Problem requirements:
Answer these questions from the forum thread about the Metabones Speed Booster:
1. Which two cameras does the first post wish could take one of these?
2. About how much exposure increase does BRNexus6 say you get?
3. According to Axilrod, what mount does the Blackmagic Design cinema camera use?

>> begin Document text

If they could shove one of these in a C100 or C300 (no mirror) somehow I would be so ecstatic. Doesn't seem likely.


----------



## BRNexus6 (Jan 16, 2013)

Not only are you getting basically the same DOF/FOV as a FF Sensor, but you are also getting about 1 stop of exposure increase, so you can drop your ISO and get cleaner low-light images on your APS-C mirrorless bodies.


----------



## Axilrod (Jan 23, 2013)

rs said:


> As novel as this Metabones Speed Booster is, I can't imagine it working all that well, and if anything, worse than a FF lens on an NEX with an EOS adapter with no optical telecompressor if the mainstream manufacturers product lineup is anything to go by.



In all the comparisons I've seen it's done very well and most of the reviewers were incredibly skeptical at first. I think it's huge for FS100/FS700 users and will be huge for the MFT mount Blackmagic Design cinema camera. 

Also, people with lower end NEX cameras can make their cameras full frame in a jiffy.

Here is a full review, the positives outweigh the negatives by a longshot: http://www.eoshd.com/content/9485/metabones-speed-booster-adapter-full-review


----------



## Axilrod (Jan 23, 2013)

>> end Document text
>> begin Given material

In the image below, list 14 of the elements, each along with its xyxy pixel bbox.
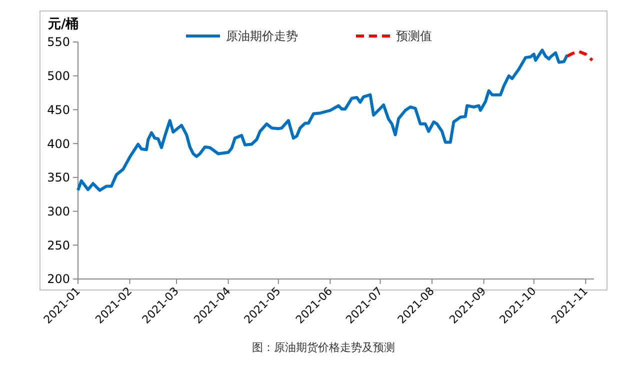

>> end Given material

Final result:
1. The C100 or C300.
2. About 1 stop.
3. The MFT mount.